DATA ENTRIES
***

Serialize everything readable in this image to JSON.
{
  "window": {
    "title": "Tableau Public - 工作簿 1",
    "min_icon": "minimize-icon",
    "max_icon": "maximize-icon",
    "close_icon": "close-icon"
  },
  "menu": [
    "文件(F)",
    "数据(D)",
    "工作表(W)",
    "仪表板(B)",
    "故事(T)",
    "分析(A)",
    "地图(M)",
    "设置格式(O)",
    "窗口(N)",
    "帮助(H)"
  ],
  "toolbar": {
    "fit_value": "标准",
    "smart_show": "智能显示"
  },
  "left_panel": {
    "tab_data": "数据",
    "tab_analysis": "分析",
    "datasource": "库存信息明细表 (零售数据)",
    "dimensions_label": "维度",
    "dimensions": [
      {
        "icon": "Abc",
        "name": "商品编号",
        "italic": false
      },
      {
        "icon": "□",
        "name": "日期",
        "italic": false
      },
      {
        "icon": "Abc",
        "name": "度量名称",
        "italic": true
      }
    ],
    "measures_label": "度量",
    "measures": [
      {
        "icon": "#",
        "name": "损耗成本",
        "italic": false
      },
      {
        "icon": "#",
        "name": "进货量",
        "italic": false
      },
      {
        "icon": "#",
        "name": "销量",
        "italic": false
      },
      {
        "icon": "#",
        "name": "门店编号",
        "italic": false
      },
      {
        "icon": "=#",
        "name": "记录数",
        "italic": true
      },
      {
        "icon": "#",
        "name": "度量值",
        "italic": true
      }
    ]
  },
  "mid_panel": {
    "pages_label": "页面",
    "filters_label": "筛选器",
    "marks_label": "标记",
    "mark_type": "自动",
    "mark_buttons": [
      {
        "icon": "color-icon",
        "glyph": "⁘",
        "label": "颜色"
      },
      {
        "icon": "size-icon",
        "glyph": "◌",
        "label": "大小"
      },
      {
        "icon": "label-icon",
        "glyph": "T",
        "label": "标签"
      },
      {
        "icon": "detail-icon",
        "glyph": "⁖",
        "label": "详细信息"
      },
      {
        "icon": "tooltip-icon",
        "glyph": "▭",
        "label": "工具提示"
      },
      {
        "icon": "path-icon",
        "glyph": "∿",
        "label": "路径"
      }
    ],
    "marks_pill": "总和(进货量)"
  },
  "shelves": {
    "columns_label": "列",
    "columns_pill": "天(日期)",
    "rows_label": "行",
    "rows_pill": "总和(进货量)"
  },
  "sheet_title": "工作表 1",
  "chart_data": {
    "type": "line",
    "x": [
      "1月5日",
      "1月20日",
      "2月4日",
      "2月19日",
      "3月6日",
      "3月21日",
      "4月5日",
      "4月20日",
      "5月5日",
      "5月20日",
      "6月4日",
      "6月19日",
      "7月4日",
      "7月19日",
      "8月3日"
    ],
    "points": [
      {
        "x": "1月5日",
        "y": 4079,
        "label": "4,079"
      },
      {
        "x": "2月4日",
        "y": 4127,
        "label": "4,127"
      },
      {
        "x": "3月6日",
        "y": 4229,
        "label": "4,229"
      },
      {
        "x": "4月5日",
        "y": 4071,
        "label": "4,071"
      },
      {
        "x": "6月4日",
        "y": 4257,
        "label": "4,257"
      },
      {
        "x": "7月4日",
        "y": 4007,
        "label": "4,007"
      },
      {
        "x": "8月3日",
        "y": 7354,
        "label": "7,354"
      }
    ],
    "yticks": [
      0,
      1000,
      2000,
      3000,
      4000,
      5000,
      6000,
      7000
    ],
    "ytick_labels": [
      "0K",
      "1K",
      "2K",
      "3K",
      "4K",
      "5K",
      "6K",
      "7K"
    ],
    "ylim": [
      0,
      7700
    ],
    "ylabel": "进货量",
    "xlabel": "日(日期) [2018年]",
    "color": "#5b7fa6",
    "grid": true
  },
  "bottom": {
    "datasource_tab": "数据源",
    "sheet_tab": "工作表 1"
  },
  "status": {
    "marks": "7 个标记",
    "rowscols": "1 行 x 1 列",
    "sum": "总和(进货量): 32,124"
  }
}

***

TASK REQUIREMENTS
Quote all of the entries verbatim.

FINAL RESULT
Serialize everything readable in this image to JSON.
{
  "window": {
    "title": "Tableau Public - 工作簿 1",
    "min_icon": "minimize-icon",
    "max_icon": "maximize-icon",
    "close_icon": "close-icon"
  },
  "menu": [
    "文件(F)",
    "数据(D)",
    "工作表(W)",
    "仪表板(B)",
    "故事(T)",
    "分析(A)",
    "地图(M)",
    "设置格式(O)",
    "窗口(N)",
    "帮助(H)"
  ],
  "toolbar": {
    "fit_value": "标准",
    "smart_show": "智能显示"
  },
  "left_panel": {
    "tab_data": "数据",
    "tab_analysis": "分析",
    "datasource": "库存信息明细表 (零售数据)",
    "dimensions_label": "维度",
    "dimensions": [
      {
        "icon": "Abc",
        "name": "商品编号",
        "italic": false
      },
      {
        "icon": "□",
        "name": "日期",
        "italic": false
      },
      {
        "icon": "Abc",
        "name": "度量名称",
        "italic": true
      }
    ],
    "measures_label": "度量",
    "measures": [
      {
        "icon": "#",
        "name": "损耗成本",
        "italic": false
      },
      {
        "icon": "#",
        "name": "进货量",
        "italic": false
      },
      {
        "icon": "#",
        "name": "销量",
        "italic": false
      },
      {
        "icon": "#",
        "name": "门店编号",
        "italic": false
      },
      {
        "icon": "=#",
        "name": "记录数",
        "italic": true
      },
      {
        "icon": "#",
        "name": "度量值",
        "italic": true
      }
    ]
  },
  "mid_panel": {
    "pages_label": "页面",
    "filters_label": "筛选器",
    "marks_label": "标记",
    "mark_type": "自动",
    "mark_buttons": [
      {
        "icon": "color-icon",
        "glyph": "⁘",
        "label": "颜色"
      },
      {
        "icon": "size-icon",
        "glyph": "◌",
        "label": "大小"
      },
      {
        "icon": "label-icon",
        "glyph": "T",
        "label": "标签"
      },
      {
        "icon": "detail-icon",
        "glyph": "⁖",
        "label": "详细信息"
      },
      {
        "icon": "tooltip-icon",
        "glyph": "▭",
        "label": "工具提示"
      },
      {
        "icon": "path-icon",
        "glyph": "∿",
        "label": "路径"
      }
    ],
    "marks_pill": "总和(进货量)"
  },
  "shelves": {
    "columns_label": "列",
    "columns_pill": "天(日期)",
    "rows_label": "行",
    "rows_pill": "总和(进货量)"
  },
  "sheet_title": "工作表 1",
  "chart_data": {
    "type": "line",
    "x": [
      "1月5日",
      "1月20日",
      "2月4日",
      "2月19日",
      "3月6日",
      "3月21日",
      "4月5日",
      "4月20日",
      "5月5日",
      "5月20日",
      "6月4日",
      "6月19日",
      "7月4日",
      "7月19日",
      "8月3日"
    ],
    "points": [
      {
        "x": "1月5日",
        "y": 4079,
        "label": "4,079"
      },
      {
        "x": "2月4日",
        "y": 4127,
        "label": "4,127"
      },
      {
        "x": "3月6日",
        "y": 4229,
        "label": "4,229"
      },
      {
        "x": "4月5日",
        "y": 4071,
        "label": "4,071"
      },
      {
        "x": "6月4日",
        "y": 4257,
        "label": "4,257"
      },
      {
        "x": "7月4日",
        "y": 4007,
        "label": "4,007"
      },
      {
        "x": "8月3日",
        "y": 7354,
        "label": "7,354"
      }
    ],
    "yticks": [
      0,
      1000,
      2000,
      3000,
      4000,
      5000,
      6000,
      7000
    ],
    "ytick_labels": [
      "0K",
      "1K",
      "2K",
      "3K",
      "4K",
      "5K",
      "6K",
      "7K"
    ],
    "ylim": [
      0,
      7700
    ],
    "ylabel": "进货量",
    "xlabel": "日(日期) [2018年]",
    "color": "#5b7fa6",
    "grid": true
  },
  "bottom": {
    "datasource_tab": "数据源",
    "sheet_tab": "工作表 1"
  },
  "status": {
    "marks": "7 个标记",
    "rowscols": "1 行 x 1 列",
    "sum": "总和(进货量): 32,124"
  }
}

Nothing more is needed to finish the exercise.